## PROBLEM DETAILS
Make an exact copy of the listing below.

## RECORDS SUPPLIED
::::

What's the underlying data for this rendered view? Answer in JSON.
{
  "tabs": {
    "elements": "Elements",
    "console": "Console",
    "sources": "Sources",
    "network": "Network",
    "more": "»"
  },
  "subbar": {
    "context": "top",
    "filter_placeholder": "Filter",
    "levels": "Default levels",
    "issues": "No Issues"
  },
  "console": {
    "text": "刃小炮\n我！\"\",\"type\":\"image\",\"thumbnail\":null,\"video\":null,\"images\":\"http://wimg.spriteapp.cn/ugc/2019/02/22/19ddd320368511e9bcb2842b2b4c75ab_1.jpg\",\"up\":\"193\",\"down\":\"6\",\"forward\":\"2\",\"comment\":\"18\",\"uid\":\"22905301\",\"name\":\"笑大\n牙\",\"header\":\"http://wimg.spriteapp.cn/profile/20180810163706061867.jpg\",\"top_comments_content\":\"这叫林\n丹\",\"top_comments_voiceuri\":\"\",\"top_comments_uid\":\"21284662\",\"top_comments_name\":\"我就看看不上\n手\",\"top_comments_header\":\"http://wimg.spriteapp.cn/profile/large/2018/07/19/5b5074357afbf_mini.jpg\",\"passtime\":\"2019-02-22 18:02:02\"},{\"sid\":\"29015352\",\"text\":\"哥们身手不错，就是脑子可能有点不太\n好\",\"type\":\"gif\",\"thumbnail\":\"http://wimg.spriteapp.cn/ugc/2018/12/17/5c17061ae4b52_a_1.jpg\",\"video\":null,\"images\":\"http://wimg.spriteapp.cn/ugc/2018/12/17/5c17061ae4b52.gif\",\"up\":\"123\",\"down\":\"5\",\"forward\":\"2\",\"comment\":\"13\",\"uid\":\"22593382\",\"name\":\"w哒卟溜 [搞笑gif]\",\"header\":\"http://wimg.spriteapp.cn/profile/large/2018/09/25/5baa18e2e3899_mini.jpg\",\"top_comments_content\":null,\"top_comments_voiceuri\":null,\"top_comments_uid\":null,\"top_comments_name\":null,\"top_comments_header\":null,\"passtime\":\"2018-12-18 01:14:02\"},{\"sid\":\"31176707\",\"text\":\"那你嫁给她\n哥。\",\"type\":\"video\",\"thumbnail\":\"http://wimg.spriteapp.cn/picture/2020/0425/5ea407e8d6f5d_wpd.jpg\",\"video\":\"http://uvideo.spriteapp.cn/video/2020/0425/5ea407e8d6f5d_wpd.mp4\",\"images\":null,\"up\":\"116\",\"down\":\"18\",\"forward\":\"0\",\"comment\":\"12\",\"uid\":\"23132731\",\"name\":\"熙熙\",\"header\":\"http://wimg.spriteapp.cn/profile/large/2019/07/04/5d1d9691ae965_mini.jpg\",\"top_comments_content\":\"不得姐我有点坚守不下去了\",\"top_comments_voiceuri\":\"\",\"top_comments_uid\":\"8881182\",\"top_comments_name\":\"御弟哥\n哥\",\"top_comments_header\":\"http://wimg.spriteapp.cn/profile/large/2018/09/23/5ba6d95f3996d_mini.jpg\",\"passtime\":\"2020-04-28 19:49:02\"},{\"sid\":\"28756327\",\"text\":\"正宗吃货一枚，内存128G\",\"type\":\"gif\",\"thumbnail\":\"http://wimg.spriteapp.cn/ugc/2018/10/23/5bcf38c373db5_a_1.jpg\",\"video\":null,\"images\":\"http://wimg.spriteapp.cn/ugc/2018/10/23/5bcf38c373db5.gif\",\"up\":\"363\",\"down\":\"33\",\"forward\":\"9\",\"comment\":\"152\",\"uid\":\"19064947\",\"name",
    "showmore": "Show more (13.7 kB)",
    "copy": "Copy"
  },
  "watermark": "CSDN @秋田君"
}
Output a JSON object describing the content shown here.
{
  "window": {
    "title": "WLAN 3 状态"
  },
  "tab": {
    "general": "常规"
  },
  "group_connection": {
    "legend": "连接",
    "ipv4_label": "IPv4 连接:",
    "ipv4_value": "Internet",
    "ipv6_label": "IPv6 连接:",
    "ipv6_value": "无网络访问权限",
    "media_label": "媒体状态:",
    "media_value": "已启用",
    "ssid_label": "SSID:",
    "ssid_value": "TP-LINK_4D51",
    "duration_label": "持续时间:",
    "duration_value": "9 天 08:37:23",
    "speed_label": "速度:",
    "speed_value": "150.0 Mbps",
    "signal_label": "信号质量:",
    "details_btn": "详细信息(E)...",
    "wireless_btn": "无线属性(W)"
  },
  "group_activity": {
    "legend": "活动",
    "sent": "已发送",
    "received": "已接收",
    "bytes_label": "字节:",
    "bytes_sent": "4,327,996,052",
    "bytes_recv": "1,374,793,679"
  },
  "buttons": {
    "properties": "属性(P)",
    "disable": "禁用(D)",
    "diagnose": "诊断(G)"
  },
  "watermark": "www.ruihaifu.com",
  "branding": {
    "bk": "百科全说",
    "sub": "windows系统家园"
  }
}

::::

## SOLUTION BELOW
What's the underlying data for this rendered view? Answer in JSON.
{
  "tabs": {
    "elements": "Elements",
    "console": "Console",
    "sources": "Sources",
    "network": "Network",
    "more": "»"
  },
  "subbar": {
    "context": "top",
    "filter_placeholder": "Filter",
    "levels": "Default levels",
    "issues": "No Issues"
  },
  "console": {
    "text": "刃小炮\n我！\"\",\"type\":\"image\",\"thumbnail\":null,\"video\":null,\"images\":\"http://wimg.spriteapp.cn/ugc/2019/02/22/19ddd320368511e9bcb2842b2b4c75ab_1.jpg\",\"up\":\"193\",\"down\":\"6\",\"forward\":\"2\",\"comment\":\"18\",\"uid\":\"22905301\",\"name\":\"笑大\n牙\",\"header\":\"http://wimg.spriteapp.cn/profile/20180810163706061867.jpg\",\"top_comments_content\":\"这叫林\n丹\",\"top_comments_voiceuri\":\"\",\"top_comments_uid\":\"21284662\",\"top_comments_name\":\"我就看看不上\n手\",\"top_comments_header\":\"http://wimg.spriteapp.cn/profile/large/2018/07/19/5b5074357afbf_mini.jpg\",\"passtime\":\"2019-02-22 18:02:02\"},{\"sid\":\"29015352\",\"text\":\"哥们身手不错，就是脑子可能有点不太\n好\",\"type\":\"gif\",\"thumbnail\":\"http://wimg.spriteapp.cn/ugc/2018/12/17/5c17061ae4b52_a_1.jpg\",\"video\":null,\"images\":\"http://wimg.spriteapp.cn/ugc/2018/12/17/5c17061ae4b52.gif\",\"up\":\"123\",\"down\":\"5\",\"forward\":\"2\",\"comment\":\"13\",\"uid\":\"22593382\",\"name\":\"w哒卟溜 [搞笑gif]\",\"header\":\"http://wimg.spriteapp.cn/profile/large/2018/09/25/5baa18e2e3899_mini.jpg\",\"top_comments_content\":null,\"top_comments_voiceuri\":null,\"top_comments_uid\":null,\"top_comments_name\":null,\"top_comments_header\":null,\"passtime\":\"2018-12-18 01:14:02\"},{\"sid\":\"31176707\",\"text\":\"那你嫁给她\n哥。\",\"type\":\"video\",\"thumbnail\":\"http://wimg.spriteapp.cn/picture/2020/0425/5ea407e8d6f5d_wpd.jpg\",\"video\":\"http://uvideo.spriteapp.cn/video/2020/0425/5ea407e8d6f5d_wpd.mp4\",\"images\":null,\"up\":\"116\",\"down\":\"18\",\"forward\":\"0\",\"comment\":\"12\",\"uid\":\"23132731\",\"name\":\"熙熙\",\"header\":\"http://wimg.spriteapp.cn/profile/large/2019/07/04/5d1d9691ae965_mini.jpg\",\"top_comments_content\":\"不得姐我有点坚守不下去了\",\"top_comments_voiceuri\":\"\",\"top_comments_uid\":\"8881182\",\"top_comments_name\":\"御弟哥\n哥\",\"top_comments_header\":\"http://wimg.spriteapp.cn/profile/large/2018/09/23/5ba6d95f3996d_mini.jpg\",\"passtime\":\"2020-04-28 19:49:02\"},{\"sid\":\"28756327\",\"text\":\"正宗吃货一枚，内存128G\",\"type\":\"gif\",\"thumbnail\":\"http://wimg.spriteapp.cn/ugc/2018/10/23/5bcf38c373db5_a_1.jpg\",\"video\":null,\"images\":\"http://wimg.spriteapp.cn/ugc/2018/10/23/5bcf38c373db5.gif\",\"up\":\"363\",\"down\":\"33\",\"forward\":\"9\",\"comment\":\"152\",\"uid\":\"19064947\",\"name",
    "showmore": "Show more (13.7 kB)",
    "copy": "Copy"
  },
  "watermark": "CSDN @秋田君"
}
Output a JSON object describing the content shown here.
{
  "window": {
    "title": "WLAN 3 状态"
  },
  "tab": {
    "general": "常规"
  },
  "group_connection": {
    "legend": "连接",
    "ipv4_label": "IPv4 连接:",
    "ipv4_value": "Internet",
    "ipv6_label": "IPv6 连接:",
    "ipv6_value": "无网络访问权限",
    "media_label": "媒体状态:",
    "media_value": "已启用",
    "ssid_label": "SSID:",
    "ssid_value": "TP-LINK_4D51",
    "duration_label": "持续时间:",
    "duration_value": "9 天 08:37:23",
    "speed_label": "速度:",
    "speed_value": "150.0 Mbps",
    "signal_label": "信号质量:",
    "details_btn": "详细信息(E)...",
    "wireless_btn": "无线属性(W)"
  },
  "group_activity": {
    "legend": "活动",
    "sent": "已发送",
    "received": "已接收",
    "bytes_label": "字节:",
    "bytes_sent": "4,327,996,052",
    "bytes_recv": "1,374,793,679"
  },
  "buttons": {
    "properties": "属性(P)",
    "disable": "禁用(D)",
    "diagnose": "诊断(G)"
  },
  "watermark": "www.ruihaifu.com",
  "branding": {
    "bk": "百科全说",
    "sub": "windows系统家园"
  }
}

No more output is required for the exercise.